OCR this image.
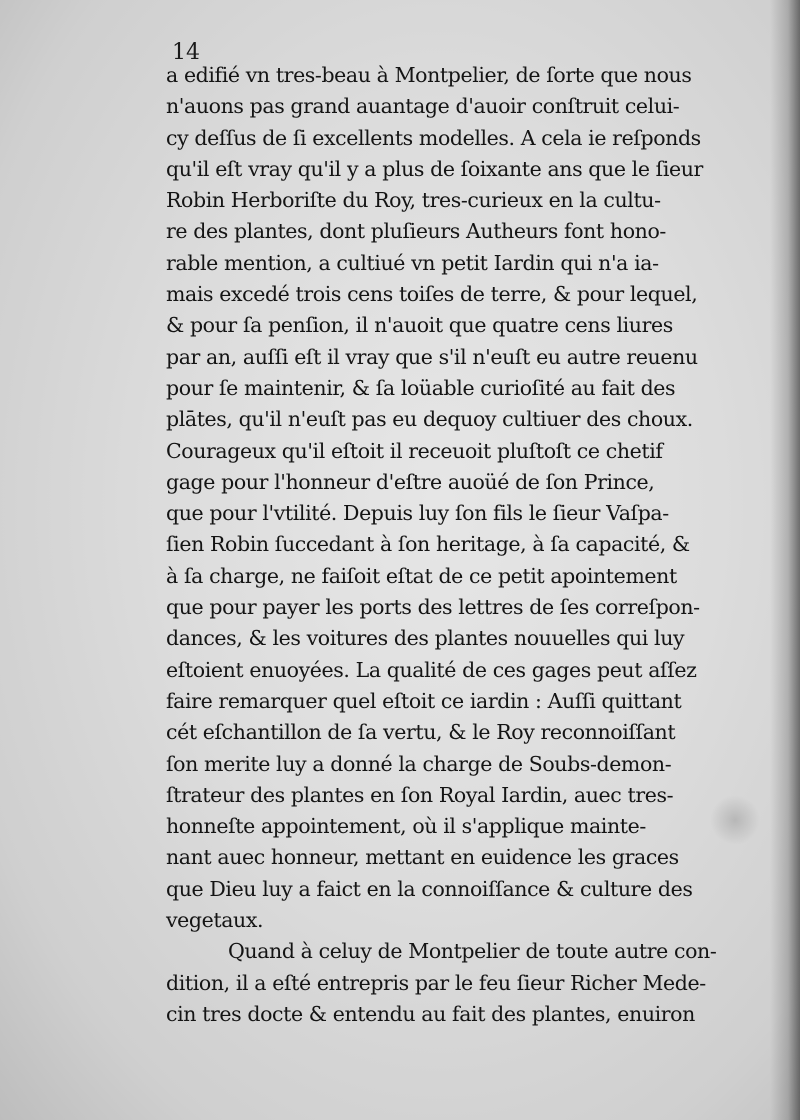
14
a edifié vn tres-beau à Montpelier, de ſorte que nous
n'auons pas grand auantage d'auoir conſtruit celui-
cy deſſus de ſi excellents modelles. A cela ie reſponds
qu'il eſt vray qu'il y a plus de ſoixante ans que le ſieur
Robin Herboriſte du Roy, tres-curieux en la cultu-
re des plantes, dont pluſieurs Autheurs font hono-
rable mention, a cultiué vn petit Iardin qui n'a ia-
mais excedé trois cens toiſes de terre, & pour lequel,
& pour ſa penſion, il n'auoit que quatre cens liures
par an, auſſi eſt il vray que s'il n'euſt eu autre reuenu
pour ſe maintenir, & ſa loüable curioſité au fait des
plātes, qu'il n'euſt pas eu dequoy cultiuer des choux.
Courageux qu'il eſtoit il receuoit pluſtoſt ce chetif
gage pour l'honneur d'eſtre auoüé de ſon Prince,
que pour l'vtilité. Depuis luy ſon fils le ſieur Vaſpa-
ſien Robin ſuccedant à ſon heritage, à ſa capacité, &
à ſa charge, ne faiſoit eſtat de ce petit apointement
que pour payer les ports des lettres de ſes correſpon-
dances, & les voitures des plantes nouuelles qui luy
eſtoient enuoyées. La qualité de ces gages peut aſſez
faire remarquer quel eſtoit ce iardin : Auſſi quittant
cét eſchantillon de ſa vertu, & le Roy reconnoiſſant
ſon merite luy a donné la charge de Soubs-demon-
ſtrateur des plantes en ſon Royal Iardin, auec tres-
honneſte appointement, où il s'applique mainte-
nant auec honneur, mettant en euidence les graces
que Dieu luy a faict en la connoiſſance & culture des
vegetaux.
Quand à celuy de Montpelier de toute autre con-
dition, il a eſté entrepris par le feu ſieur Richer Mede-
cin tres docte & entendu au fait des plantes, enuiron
══════════
Requirement
Print each record exactly as it stands, leaving the images out.

The reply
OCR this image.
14
a edifié vn tres-beau à Montpelier, de ſorte que nous
n'auons pas grand auantage d'auoir conſtruit celui-
cy deſſus de ſi excellents modelles. A cela ie reſponds
qu'il eſt vray qu'il y a plus de ſoixante ans que le ſieur
Robin Herboriſte du Roy, tres-curieux en la cultu-
re des plantes, dont pluſieurs Autheurs font hono-
rable mention, a cultiué vn petit Iardin qui n'a ia-
mais excedé trois cens toiſes de terre, & pour lequel,
& pour ſa penſion, il n'auoit que quatre cens liures
par an, auſſi eſt il vray que s'il n'euſt eu autre reuenu
pour ſe maintenir, & ſa loüable curioſité au fait des
plātes, qu'il n'euſt pas eu dequoy cultiuer des choux.
Courageux qu'il eſtoit il receuoit pluſtoſt ce chetif
gage pour l'honneur d'eſtre auoüé de ſon Prince,
que pour l'vtilité. Depuis luy ſon fils le ſieur Vaſpa-
ſien Robin ſuccedant à ſon heritage, à ſa capacité, &
à ſa charge, ne faiſoit eſtat de ce petit apointement
que pour payer les ports des lettres de ſes correſpon-
dances, & les voitures des plantes nouuelles qui luy
eſtoient enuoyées. La qualité de ces gages peut aſſez
faire remarquer quel eſtoit ce iardin : Auſſi quittant
cét eſchantillon de ſa vertu, & le Roy reconnoiſſant
ſon merite luy a donné la charge de Soubs-demon-
ſtrateur des plantes en ſon Royal Iardin, auec tres-
honneſte appointement, où il s'applique mainte-
nant auec honneur, mettant en euidence les graces
que Dieu luy a faict en la connoiſſance & culture des
vegetaux.
Quand à celuy de Montpelier de toute autre con-
dition, il a eſté entrepris par le feu ſieur Richer Mede-
cin tres docte & entendu au fait des plantes, enuiron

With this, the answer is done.